### What you have to do
Repeat the material exactly, leaving nothing out.

### Data to use

——

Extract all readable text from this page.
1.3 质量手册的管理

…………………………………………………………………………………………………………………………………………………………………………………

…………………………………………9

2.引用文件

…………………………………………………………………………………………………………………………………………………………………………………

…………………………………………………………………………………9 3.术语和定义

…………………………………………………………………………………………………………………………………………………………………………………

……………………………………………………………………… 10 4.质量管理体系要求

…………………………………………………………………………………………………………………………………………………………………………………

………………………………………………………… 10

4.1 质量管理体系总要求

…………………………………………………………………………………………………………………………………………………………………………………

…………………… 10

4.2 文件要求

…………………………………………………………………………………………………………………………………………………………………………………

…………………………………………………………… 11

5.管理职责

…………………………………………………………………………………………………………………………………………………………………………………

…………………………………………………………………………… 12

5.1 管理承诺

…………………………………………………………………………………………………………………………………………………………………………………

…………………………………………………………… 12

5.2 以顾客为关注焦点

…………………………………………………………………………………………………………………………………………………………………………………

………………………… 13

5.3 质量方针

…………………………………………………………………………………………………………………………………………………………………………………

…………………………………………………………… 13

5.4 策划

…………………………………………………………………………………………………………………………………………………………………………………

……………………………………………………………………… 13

——

### Written answer
Extract all readable text from this page.
1.3 质量手册的管理

…………………………………………………………………………………………………………………………………………………………………………………

…………………………………………9

2.引用文件

…………………………………………………………………………………………………………………………………………………………………………………

…………………………………………………………………………………9 3.术语和定义

…………………………………………………………………………………………………………………………………………………………………………………

……………………………………………………………………… 10 4.质量管理体系要求

…………………………………………………………………………………………………………………………………………………………………………………

………………………………………………………… 10

4.1 质量管理体系总要求

…………………………………………………………………………………………………………………………………………………………………………………

…………………… 10

4.2 文件要求

…………………………………………………………………………………………………………………………………………………………………………………

…………………………………………………………… 11

5.管理职责

…………………………………………………………………………………………………………………………………………………………………………………

…………………………………………………………………………… 12

5.1 管理承诺

…………………………………………………………………………………………………………………………………………………………………………………

…………………………………………………………… 12

5.2 以顾客为关注焦点

…………………………………………………………………………………………………………………………………………………………………………………

………………………… 13

5.3 质量方针

…………………………………………………………………………………………………………………………………………………………………………………

…………………………………………………………… 13

5.4 策划

…………………………………………………………………………………………………………………………………………………………………………………

……………………………………………………………………… 13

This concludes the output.